Stored data
▽

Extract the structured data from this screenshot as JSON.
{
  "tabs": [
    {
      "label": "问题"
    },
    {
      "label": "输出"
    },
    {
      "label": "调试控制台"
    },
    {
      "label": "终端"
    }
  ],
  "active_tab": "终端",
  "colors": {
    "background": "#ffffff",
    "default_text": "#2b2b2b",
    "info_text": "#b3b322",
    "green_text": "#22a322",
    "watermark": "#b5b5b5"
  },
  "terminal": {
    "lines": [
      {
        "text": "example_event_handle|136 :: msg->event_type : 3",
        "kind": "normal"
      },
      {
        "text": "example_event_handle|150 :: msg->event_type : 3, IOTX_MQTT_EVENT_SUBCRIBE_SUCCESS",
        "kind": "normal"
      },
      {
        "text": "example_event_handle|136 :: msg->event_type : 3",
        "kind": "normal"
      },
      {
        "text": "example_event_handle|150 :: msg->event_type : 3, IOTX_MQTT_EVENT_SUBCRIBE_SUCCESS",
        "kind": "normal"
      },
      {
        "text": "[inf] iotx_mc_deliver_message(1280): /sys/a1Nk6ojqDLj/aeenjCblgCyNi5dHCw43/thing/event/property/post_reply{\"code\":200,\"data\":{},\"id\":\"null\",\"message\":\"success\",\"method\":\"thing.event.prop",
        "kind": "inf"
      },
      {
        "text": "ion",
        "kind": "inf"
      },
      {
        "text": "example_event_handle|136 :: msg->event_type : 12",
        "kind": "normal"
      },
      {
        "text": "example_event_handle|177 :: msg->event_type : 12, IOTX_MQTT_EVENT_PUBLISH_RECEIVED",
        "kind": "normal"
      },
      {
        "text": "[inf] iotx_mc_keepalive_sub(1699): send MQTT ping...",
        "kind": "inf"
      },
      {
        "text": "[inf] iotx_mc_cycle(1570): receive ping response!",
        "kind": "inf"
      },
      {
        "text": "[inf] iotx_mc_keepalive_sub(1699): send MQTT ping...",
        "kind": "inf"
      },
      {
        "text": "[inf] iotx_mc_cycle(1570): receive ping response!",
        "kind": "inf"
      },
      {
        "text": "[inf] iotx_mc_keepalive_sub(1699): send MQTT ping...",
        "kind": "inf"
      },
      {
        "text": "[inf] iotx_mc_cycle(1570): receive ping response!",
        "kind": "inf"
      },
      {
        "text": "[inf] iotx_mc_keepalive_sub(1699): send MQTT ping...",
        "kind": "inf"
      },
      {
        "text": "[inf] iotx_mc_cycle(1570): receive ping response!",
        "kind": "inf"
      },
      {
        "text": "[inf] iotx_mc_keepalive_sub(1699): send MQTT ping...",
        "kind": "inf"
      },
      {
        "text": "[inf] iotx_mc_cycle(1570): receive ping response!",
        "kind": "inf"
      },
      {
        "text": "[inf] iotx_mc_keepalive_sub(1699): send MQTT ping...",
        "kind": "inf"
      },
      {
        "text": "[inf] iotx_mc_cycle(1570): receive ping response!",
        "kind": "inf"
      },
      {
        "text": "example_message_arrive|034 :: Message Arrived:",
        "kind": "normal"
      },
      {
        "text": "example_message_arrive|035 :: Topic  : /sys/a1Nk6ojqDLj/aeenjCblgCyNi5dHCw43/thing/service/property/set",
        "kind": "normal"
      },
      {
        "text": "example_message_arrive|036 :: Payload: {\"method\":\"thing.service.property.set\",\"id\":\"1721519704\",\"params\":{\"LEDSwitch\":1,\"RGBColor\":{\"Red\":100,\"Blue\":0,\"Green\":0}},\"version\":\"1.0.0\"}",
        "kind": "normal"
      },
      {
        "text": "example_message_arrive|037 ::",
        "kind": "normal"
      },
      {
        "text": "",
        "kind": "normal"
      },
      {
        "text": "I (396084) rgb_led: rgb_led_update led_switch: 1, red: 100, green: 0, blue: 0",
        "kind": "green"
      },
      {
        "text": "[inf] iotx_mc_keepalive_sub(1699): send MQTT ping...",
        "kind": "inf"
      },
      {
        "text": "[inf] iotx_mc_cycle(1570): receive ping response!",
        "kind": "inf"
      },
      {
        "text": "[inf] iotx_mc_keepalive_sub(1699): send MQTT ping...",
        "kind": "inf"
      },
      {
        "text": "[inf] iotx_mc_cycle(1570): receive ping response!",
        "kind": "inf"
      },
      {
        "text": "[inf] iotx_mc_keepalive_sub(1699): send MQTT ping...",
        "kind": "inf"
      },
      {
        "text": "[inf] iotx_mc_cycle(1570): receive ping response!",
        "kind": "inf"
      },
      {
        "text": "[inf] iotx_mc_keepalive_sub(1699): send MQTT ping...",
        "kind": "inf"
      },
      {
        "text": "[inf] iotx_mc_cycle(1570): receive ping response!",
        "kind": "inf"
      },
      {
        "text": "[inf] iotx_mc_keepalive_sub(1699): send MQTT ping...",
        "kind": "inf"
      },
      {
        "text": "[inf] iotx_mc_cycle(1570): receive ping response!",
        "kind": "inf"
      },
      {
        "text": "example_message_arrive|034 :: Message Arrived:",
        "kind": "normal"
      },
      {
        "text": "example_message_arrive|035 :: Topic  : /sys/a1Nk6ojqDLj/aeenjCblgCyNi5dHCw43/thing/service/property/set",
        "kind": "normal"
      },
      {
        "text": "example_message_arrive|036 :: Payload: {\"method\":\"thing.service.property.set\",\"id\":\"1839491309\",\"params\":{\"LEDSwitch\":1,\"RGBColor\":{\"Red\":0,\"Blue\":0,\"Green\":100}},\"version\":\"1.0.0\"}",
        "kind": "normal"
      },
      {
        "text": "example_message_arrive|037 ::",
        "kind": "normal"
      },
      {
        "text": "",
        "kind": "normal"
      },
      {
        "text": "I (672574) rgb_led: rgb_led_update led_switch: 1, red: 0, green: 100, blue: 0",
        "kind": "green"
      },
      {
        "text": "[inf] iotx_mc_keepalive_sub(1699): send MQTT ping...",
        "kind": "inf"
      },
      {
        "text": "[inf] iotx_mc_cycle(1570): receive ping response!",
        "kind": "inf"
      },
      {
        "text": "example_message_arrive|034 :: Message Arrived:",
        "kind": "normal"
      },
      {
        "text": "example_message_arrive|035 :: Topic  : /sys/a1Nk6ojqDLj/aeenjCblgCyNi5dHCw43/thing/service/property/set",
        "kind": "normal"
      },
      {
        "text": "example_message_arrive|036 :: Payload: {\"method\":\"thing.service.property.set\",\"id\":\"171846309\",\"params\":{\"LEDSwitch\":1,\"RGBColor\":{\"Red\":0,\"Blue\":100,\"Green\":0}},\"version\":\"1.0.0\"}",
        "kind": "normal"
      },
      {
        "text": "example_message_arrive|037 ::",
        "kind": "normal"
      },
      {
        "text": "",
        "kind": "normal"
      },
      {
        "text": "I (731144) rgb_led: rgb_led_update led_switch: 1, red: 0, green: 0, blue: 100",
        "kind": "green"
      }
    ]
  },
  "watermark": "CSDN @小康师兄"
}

△
▽

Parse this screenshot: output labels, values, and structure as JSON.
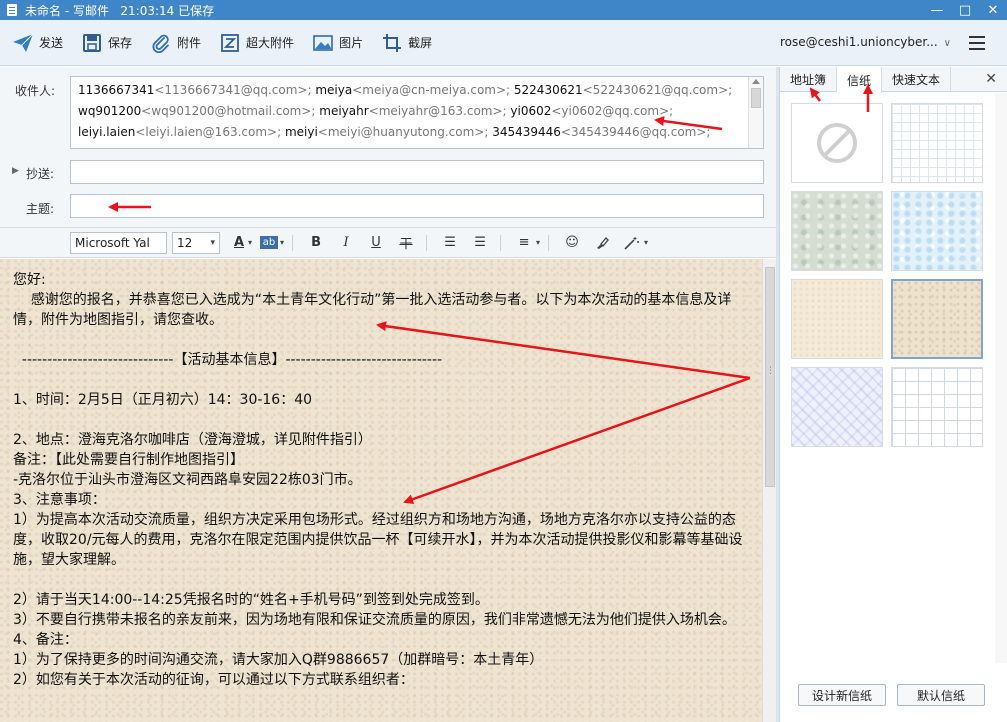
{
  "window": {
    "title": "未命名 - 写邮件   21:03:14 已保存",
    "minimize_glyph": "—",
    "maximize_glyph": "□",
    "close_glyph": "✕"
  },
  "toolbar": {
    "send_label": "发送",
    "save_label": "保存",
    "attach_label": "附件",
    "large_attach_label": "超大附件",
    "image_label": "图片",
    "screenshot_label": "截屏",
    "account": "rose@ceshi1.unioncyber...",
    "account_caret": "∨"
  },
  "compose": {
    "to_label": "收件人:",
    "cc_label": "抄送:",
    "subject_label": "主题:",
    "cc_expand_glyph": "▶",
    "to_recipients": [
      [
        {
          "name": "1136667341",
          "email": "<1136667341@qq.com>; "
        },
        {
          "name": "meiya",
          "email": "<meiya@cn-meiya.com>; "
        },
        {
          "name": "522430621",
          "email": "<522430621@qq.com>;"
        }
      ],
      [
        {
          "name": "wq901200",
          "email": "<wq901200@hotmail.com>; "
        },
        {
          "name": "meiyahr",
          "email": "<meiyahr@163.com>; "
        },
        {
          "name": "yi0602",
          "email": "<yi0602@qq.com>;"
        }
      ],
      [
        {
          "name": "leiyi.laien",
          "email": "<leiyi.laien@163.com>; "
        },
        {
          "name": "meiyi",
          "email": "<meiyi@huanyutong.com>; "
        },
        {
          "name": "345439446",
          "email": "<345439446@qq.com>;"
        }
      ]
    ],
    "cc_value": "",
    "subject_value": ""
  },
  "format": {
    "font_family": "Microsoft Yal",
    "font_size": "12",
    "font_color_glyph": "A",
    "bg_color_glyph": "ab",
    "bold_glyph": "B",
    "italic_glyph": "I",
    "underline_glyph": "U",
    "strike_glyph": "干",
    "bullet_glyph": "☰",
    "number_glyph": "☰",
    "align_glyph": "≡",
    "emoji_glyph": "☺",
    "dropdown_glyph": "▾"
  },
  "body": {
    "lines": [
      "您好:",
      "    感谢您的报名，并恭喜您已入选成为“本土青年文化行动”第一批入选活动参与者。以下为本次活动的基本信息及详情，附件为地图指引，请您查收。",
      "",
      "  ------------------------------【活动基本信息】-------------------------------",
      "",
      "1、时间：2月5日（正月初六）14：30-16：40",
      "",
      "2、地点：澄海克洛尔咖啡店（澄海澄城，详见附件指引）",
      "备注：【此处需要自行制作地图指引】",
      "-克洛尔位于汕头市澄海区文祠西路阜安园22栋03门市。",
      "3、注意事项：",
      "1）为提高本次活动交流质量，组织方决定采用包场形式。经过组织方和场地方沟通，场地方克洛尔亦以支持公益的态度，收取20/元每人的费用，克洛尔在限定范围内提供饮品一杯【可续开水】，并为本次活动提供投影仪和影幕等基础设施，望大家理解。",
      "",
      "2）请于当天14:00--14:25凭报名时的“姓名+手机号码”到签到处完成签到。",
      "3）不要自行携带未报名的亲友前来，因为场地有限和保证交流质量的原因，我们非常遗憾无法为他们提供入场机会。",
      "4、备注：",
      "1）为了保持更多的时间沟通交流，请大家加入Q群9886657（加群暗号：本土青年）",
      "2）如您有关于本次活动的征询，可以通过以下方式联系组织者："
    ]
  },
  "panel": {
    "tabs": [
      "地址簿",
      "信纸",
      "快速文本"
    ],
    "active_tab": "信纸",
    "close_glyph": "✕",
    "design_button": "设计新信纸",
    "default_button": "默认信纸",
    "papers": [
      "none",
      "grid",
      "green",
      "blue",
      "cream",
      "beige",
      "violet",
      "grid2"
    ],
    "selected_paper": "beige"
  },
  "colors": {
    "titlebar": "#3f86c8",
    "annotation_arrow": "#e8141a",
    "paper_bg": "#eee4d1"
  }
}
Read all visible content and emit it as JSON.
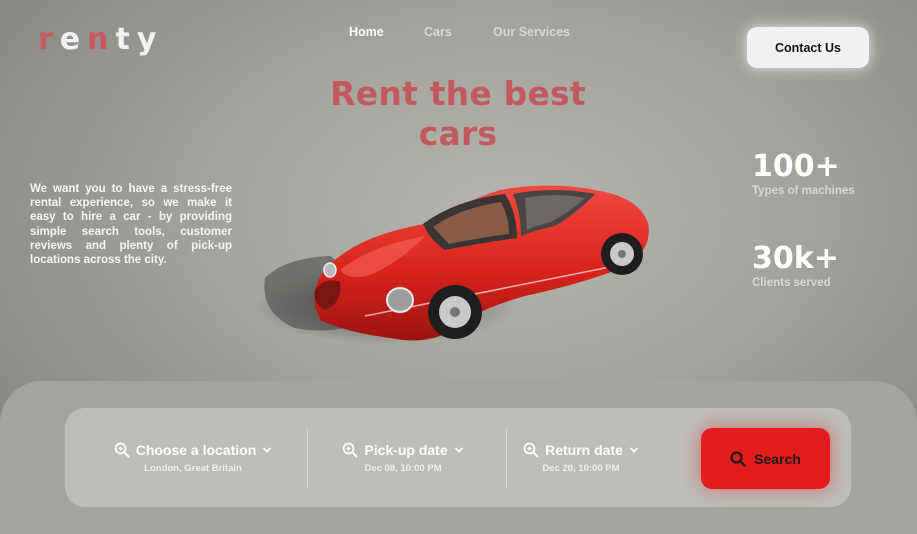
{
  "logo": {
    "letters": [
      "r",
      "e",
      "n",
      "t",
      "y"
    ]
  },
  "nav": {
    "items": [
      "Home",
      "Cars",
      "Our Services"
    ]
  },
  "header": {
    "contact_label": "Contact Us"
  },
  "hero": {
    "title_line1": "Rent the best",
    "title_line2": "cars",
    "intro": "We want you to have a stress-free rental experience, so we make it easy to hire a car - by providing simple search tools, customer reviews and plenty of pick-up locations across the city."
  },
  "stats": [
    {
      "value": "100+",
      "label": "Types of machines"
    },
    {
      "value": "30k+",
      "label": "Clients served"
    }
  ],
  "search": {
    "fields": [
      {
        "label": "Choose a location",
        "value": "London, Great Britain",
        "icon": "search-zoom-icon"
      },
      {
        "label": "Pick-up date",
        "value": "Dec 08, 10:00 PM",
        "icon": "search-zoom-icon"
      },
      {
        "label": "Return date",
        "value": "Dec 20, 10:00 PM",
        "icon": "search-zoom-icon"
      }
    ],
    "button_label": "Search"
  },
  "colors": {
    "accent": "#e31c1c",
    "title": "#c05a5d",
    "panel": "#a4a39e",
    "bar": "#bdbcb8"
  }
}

△

● PROBLEM: Copy out every line that includes the word "meiyi".

● ANSWER TO THE EXERCISE:
          "name": "meiyi",
          "email": "<meiyi@huanyutong.com>; "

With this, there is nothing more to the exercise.